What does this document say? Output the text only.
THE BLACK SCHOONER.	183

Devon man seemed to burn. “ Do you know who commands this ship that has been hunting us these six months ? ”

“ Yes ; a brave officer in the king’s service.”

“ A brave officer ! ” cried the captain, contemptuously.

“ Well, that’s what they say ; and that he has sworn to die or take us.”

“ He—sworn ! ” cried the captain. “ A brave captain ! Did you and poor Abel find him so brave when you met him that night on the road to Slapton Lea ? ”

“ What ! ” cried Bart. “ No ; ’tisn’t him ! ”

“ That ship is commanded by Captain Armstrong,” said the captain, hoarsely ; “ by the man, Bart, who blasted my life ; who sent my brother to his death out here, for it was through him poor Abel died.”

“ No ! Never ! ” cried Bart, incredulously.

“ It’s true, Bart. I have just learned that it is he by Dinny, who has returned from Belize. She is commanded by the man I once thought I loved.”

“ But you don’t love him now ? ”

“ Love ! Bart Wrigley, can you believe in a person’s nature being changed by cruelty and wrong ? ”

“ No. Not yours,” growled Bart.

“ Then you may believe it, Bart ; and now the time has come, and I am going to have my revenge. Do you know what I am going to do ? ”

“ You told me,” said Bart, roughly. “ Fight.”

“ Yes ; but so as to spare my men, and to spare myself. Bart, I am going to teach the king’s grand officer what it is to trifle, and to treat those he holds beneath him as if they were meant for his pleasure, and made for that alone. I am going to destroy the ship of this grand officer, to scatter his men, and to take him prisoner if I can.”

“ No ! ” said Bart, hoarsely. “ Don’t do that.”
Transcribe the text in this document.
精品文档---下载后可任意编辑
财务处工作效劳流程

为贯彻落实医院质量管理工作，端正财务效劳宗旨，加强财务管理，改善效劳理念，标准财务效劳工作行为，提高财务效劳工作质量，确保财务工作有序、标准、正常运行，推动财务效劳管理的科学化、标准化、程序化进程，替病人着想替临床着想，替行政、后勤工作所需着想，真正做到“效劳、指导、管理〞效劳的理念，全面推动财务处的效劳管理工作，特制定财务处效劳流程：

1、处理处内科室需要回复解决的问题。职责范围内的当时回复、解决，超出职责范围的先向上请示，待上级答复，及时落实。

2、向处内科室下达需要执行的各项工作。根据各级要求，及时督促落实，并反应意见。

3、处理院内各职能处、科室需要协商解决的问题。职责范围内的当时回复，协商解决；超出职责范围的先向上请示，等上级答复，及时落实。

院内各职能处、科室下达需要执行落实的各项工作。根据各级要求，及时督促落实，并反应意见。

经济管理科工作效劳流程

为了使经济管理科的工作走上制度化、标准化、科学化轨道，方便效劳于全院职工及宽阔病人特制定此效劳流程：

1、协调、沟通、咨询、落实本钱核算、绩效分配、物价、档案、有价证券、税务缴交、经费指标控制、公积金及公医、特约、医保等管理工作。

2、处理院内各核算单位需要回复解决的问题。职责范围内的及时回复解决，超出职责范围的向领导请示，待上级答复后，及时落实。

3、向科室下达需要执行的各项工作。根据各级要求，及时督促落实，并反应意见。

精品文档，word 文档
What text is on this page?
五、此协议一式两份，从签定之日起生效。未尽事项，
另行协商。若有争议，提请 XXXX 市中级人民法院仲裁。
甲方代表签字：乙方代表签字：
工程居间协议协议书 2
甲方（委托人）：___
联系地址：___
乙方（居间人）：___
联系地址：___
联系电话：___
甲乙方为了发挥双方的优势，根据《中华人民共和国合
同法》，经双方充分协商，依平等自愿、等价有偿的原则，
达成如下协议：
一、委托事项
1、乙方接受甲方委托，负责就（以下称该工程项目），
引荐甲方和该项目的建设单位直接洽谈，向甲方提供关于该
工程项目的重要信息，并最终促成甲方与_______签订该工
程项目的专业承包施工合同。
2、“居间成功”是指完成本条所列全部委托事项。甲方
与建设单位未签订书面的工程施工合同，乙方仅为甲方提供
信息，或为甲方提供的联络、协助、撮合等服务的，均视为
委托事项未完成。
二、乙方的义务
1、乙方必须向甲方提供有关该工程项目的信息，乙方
================================
▶ _TASK PROMPT_: Go through the lines above. Select every one that has the string "captain".

▶ _SOLUTION TO THIS EXERCISE_:
“ A brave officer ! ” cried the captain, contemptuously.
“ He—sworn ! ” cried the captain. “ A brave captain ! Did you and poor Abel find him so brave when you met him that night on the road to Slapton Lea ? ”
“ That ship is commanded by Captain Armstrong,” said the captain, hoarsely ; “ by the man, Bart, who blasted my life ; who sent my brother to his death out here, for it was through him poor Abel died.”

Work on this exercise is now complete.